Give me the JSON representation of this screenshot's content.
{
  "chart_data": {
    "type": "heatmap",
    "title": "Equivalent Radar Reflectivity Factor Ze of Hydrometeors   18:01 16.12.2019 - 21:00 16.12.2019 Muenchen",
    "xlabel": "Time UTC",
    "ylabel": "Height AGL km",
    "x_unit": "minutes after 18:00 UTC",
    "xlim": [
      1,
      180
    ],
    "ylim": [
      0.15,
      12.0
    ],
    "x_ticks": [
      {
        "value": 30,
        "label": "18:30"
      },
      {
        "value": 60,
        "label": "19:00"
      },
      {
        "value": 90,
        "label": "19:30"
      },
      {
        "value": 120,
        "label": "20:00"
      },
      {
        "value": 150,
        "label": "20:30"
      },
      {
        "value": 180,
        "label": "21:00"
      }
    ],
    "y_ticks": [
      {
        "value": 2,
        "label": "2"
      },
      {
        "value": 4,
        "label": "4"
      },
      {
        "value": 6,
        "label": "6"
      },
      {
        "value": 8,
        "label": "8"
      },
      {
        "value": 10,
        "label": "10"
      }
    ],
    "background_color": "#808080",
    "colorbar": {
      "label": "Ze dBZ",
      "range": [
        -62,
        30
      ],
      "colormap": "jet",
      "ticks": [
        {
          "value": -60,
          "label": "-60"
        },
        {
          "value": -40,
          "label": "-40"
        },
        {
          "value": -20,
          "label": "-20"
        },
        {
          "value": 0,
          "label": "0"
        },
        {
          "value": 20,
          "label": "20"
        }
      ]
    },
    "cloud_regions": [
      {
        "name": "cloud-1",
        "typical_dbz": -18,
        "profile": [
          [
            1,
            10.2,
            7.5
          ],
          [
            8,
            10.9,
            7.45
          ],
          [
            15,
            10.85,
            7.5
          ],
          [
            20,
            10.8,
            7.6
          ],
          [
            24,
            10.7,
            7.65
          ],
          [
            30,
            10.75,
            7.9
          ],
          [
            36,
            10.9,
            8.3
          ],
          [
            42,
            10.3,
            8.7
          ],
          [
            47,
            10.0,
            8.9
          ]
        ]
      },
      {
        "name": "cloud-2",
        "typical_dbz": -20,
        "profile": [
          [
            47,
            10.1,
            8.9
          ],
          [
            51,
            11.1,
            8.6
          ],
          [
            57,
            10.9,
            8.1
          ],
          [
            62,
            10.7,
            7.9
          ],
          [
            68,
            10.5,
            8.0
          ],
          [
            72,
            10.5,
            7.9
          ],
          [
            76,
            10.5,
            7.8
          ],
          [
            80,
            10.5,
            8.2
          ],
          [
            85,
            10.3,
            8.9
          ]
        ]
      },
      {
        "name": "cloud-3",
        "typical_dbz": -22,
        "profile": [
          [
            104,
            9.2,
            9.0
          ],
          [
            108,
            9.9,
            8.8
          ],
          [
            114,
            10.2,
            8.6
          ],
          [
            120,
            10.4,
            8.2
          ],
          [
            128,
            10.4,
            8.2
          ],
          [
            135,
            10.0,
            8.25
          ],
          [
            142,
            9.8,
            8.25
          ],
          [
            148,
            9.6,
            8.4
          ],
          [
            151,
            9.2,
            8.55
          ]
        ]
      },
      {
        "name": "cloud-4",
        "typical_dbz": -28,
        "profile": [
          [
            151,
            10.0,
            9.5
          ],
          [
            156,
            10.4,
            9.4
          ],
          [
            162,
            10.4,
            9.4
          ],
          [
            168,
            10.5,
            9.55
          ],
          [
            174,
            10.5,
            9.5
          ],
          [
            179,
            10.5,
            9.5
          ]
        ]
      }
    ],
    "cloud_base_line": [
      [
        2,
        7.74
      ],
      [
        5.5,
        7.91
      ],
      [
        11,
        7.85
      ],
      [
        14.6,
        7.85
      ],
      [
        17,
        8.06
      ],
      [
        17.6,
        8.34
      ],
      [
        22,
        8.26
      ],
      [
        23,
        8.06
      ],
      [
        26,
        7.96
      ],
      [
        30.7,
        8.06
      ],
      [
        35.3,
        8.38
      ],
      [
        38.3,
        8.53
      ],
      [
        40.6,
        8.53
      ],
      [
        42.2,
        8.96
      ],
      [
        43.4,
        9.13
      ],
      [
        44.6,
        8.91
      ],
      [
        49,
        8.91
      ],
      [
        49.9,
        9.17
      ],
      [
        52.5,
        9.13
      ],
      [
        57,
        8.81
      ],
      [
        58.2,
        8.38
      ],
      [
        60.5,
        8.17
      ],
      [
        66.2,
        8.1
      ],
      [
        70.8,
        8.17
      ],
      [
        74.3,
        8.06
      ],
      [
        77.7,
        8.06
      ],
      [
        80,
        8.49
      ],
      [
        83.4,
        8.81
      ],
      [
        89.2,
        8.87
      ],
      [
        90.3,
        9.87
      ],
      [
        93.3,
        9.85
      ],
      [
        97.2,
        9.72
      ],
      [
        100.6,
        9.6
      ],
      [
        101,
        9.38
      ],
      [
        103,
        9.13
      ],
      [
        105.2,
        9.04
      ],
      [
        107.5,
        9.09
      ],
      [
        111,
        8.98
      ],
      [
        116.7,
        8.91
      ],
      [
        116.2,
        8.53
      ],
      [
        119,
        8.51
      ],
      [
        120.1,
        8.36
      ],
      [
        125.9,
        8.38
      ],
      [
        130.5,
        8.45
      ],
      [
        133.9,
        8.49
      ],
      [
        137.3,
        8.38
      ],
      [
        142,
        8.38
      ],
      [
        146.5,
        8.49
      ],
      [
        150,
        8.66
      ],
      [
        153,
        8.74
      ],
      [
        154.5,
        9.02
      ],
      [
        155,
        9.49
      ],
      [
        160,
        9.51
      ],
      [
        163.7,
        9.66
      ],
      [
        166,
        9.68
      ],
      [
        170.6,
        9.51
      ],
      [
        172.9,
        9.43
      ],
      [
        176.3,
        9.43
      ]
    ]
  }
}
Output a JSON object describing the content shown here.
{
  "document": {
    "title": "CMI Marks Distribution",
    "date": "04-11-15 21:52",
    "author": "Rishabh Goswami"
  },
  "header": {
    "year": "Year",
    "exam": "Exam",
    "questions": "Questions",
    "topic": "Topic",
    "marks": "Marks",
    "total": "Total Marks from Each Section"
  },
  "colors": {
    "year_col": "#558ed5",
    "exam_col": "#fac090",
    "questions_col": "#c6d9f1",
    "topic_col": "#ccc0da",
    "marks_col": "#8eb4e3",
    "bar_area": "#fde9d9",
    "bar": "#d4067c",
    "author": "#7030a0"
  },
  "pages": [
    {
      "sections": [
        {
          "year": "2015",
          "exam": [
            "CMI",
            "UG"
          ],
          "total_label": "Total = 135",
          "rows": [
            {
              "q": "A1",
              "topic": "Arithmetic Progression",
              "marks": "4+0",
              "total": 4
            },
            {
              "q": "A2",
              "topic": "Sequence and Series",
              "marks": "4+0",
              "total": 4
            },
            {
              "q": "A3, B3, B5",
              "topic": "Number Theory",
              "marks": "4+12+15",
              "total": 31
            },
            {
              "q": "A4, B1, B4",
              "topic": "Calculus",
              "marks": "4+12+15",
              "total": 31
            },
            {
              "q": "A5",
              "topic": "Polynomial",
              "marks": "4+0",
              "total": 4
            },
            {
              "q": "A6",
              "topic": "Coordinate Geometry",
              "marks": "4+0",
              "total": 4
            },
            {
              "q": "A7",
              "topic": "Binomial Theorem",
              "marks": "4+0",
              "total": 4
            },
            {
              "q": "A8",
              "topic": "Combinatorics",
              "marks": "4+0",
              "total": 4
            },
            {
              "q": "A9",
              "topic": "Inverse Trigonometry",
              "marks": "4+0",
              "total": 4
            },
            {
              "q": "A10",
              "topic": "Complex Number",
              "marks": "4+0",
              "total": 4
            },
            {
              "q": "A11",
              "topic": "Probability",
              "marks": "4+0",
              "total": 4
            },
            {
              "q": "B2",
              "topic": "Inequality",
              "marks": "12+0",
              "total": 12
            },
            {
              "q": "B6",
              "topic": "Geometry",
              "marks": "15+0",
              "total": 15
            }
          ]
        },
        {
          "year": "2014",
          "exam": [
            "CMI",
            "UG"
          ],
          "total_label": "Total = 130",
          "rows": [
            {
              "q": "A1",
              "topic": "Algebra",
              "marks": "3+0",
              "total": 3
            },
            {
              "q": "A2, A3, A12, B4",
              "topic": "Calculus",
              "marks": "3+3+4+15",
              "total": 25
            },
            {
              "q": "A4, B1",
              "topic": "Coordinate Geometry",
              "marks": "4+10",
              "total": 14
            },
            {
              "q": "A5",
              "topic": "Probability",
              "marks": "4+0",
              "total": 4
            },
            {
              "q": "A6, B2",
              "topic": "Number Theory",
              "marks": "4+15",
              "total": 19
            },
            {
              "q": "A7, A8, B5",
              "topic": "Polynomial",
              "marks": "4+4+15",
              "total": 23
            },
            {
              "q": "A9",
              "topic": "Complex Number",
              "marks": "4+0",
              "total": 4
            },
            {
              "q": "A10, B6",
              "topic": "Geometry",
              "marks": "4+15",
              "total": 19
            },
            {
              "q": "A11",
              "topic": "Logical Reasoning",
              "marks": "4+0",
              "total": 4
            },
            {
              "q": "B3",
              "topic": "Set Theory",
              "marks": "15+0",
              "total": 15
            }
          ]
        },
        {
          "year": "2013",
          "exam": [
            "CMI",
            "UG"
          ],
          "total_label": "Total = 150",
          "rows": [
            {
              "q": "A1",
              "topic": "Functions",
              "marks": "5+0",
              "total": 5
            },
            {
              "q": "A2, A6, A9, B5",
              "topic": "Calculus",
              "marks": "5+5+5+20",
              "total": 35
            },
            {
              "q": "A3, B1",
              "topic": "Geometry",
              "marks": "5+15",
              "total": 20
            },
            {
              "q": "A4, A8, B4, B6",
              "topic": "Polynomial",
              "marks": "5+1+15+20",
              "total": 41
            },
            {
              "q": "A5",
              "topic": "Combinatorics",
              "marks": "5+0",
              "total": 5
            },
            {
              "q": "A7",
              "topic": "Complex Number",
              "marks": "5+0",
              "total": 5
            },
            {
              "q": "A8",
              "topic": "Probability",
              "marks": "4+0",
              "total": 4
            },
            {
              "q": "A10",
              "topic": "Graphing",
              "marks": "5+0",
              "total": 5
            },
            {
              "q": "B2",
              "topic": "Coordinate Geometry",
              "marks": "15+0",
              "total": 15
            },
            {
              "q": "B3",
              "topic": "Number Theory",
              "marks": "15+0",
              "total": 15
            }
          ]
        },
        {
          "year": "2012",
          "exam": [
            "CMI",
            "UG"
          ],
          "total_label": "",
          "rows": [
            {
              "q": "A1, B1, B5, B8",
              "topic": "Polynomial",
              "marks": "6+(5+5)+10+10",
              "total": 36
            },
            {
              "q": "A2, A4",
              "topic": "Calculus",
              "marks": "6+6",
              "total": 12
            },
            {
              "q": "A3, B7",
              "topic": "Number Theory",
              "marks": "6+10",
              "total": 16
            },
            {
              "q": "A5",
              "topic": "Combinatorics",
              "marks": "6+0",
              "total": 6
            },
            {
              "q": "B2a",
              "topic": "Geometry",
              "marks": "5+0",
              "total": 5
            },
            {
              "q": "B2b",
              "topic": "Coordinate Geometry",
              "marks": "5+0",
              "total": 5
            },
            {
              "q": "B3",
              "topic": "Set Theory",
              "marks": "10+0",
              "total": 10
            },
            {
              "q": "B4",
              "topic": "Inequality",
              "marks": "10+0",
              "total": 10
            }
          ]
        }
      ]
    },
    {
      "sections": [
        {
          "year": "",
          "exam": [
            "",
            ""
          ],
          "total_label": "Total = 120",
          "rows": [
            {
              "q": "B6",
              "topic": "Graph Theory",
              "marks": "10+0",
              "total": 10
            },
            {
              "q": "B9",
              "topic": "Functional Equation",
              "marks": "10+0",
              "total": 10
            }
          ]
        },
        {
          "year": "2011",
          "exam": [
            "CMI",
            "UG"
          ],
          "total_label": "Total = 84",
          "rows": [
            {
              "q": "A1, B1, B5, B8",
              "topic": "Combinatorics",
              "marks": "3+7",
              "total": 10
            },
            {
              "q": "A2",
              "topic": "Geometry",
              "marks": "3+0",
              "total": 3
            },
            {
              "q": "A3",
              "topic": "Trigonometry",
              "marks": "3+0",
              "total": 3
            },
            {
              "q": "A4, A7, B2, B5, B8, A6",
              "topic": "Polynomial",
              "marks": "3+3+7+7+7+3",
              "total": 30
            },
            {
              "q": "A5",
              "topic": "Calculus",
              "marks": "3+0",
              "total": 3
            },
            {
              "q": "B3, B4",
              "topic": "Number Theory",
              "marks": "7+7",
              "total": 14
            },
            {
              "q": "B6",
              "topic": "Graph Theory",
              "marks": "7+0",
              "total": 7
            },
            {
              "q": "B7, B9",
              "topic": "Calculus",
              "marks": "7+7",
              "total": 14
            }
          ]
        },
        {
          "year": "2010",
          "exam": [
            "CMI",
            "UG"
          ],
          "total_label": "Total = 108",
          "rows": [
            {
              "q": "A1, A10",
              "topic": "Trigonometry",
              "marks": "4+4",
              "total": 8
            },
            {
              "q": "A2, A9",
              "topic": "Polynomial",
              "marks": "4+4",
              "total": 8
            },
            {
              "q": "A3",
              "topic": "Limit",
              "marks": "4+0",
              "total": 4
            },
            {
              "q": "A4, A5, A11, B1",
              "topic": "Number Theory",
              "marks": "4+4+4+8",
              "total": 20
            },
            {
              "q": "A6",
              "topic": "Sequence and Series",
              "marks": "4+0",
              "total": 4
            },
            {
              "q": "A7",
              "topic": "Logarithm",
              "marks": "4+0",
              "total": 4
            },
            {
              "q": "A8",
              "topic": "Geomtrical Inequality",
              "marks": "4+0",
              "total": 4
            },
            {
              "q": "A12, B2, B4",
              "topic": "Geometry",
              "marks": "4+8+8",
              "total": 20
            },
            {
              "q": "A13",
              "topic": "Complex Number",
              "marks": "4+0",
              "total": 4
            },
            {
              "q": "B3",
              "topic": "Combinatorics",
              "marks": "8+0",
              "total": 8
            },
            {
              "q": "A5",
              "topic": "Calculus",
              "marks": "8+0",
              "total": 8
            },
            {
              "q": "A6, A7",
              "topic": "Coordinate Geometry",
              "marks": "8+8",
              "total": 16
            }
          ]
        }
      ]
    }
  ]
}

* What you are asked to do:
Scan the records above for the string "author", then report every line that contains it.

* Task output:
    "author": "Rishabh Goswami"
    "author": "#7030a0"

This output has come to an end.